--- BEGIN MATERIAL SUPPLIED ---

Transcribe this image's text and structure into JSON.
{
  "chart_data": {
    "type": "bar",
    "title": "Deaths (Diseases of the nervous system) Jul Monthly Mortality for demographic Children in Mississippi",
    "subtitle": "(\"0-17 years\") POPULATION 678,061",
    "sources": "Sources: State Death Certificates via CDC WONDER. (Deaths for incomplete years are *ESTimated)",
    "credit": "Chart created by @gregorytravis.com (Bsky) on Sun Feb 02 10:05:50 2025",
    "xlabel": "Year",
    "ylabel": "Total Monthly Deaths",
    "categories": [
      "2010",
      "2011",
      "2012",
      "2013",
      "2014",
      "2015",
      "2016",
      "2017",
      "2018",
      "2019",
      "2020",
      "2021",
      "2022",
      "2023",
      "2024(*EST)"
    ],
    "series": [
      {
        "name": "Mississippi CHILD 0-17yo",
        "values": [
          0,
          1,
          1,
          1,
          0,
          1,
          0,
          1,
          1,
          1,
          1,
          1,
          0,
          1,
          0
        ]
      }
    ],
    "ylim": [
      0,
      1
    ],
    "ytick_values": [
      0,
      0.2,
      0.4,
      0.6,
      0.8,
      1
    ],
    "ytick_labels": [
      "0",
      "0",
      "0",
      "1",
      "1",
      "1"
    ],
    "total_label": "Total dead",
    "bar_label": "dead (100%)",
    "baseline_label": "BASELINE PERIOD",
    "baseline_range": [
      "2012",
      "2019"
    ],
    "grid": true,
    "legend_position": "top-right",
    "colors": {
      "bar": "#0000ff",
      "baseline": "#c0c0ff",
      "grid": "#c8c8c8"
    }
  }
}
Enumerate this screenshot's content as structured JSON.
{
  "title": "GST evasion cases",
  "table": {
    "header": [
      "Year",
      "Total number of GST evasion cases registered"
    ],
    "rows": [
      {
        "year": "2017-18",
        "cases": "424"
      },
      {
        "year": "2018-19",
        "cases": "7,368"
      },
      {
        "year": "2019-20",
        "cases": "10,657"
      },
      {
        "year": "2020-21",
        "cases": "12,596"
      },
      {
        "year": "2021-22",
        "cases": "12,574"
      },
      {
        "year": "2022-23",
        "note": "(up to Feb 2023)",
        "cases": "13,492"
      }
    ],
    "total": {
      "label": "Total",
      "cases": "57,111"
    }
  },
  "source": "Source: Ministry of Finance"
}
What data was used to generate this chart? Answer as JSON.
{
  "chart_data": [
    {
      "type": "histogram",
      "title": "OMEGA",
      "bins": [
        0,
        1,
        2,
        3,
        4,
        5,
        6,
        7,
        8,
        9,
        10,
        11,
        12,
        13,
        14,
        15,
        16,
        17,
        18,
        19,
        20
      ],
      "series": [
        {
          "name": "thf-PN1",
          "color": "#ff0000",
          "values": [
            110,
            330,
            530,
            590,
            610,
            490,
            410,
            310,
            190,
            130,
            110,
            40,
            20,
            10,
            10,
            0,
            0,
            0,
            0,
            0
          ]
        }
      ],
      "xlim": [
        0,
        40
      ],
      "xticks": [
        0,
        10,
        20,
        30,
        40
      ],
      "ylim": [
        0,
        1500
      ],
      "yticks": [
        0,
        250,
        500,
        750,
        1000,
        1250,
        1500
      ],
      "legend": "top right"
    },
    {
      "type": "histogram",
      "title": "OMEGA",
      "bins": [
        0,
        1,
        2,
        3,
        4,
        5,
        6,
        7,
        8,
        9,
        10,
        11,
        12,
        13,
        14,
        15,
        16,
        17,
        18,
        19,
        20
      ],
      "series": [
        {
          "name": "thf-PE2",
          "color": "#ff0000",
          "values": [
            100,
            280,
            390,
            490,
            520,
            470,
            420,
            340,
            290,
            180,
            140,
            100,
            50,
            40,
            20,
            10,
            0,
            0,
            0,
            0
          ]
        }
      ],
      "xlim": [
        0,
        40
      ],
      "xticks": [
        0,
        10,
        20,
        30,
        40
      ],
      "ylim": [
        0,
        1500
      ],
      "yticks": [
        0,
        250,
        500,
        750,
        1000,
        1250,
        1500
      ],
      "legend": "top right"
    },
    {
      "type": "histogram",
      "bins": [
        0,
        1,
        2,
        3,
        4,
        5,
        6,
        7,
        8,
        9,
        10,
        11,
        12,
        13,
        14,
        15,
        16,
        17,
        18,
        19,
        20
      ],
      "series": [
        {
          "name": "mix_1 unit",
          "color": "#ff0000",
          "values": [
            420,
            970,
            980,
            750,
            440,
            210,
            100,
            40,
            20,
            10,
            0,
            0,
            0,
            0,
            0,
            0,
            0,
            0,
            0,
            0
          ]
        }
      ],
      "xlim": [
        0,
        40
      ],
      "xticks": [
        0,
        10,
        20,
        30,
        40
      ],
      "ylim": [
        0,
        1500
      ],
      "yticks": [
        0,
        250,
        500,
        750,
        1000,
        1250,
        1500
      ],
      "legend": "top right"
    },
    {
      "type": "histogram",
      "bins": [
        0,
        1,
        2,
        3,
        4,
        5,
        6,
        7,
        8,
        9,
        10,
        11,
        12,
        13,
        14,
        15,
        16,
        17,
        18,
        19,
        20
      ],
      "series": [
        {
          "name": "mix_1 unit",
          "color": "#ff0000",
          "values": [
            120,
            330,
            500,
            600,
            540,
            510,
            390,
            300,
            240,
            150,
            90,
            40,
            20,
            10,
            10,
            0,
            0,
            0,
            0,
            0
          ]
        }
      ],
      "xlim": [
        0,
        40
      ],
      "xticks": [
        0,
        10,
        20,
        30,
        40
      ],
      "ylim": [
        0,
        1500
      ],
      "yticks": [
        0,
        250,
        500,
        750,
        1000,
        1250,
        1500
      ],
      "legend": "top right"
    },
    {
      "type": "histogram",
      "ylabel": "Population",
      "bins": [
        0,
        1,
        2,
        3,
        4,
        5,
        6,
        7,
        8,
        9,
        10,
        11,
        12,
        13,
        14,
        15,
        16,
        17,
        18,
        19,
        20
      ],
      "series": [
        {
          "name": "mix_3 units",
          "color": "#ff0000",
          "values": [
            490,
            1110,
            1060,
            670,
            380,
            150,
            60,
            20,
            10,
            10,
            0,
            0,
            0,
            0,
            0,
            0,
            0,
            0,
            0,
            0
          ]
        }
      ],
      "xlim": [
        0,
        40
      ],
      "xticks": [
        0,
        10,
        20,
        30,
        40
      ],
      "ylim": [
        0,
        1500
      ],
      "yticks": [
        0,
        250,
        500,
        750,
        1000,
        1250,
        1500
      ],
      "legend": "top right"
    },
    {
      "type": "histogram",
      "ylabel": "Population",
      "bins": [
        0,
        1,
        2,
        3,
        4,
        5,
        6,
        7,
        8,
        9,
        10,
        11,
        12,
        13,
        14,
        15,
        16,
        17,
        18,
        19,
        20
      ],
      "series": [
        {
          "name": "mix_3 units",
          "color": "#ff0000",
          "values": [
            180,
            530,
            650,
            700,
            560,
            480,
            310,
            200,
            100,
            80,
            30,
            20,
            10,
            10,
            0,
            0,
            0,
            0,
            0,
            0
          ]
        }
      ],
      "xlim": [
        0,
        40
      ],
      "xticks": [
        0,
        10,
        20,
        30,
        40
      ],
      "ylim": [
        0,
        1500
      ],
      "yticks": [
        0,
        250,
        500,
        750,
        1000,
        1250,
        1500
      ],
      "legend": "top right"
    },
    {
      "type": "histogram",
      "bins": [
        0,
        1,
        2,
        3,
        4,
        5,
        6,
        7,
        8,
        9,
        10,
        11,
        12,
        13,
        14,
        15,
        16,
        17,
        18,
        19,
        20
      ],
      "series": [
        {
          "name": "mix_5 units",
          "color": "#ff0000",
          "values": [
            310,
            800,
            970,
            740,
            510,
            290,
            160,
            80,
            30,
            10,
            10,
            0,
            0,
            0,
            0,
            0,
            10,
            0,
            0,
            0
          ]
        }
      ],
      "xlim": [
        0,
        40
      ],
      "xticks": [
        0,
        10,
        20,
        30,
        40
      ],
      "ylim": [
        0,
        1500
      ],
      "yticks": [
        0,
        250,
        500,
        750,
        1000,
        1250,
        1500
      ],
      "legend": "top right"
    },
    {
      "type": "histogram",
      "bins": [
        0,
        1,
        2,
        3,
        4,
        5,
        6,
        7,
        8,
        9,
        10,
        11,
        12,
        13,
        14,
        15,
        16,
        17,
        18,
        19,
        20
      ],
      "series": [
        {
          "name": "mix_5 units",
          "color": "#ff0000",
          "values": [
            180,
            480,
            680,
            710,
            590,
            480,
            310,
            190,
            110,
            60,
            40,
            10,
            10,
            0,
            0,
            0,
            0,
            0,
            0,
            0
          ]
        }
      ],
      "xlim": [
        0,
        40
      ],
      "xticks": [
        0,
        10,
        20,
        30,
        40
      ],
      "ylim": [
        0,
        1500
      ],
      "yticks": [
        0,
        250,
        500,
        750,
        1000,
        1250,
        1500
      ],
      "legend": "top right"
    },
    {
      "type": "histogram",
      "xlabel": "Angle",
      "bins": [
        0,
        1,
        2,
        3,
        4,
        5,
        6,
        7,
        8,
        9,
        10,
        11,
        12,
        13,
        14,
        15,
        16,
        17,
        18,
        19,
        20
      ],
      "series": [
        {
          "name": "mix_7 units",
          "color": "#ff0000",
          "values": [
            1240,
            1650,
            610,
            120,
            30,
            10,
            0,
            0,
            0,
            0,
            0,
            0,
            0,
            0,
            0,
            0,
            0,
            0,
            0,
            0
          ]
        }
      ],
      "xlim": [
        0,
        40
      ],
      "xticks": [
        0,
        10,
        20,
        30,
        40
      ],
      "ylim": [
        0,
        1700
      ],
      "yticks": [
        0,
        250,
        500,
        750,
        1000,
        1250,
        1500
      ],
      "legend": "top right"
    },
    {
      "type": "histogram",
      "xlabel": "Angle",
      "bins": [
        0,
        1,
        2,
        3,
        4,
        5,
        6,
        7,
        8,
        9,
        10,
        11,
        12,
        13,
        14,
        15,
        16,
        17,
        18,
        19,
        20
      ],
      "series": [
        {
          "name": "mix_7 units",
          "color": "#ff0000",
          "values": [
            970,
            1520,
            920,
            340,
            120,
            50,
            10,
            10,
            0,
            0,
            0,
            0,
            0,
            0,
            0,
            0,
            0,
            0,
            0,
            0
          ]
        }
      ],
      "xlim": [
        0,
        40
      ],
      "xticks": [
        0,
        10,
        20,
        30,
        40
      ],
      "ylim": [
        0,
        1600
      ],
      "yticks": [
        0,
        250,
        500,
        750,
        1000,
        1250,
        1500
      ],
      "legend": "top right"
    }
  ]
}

--- END MATERIAL SUPPLIED ---

## [PROBLEM TO WORK ON]
Scan the records above for the string "Mississippi", then report every line that contains it.

## [RESPONSE TO THIS EXERCISE]
    "title": "Deaths (Diseases of the nervous system) Jul Monthly Mortality for demographic Children in Mississippi",
        "name": "Mississippi CHILD 0-17yo",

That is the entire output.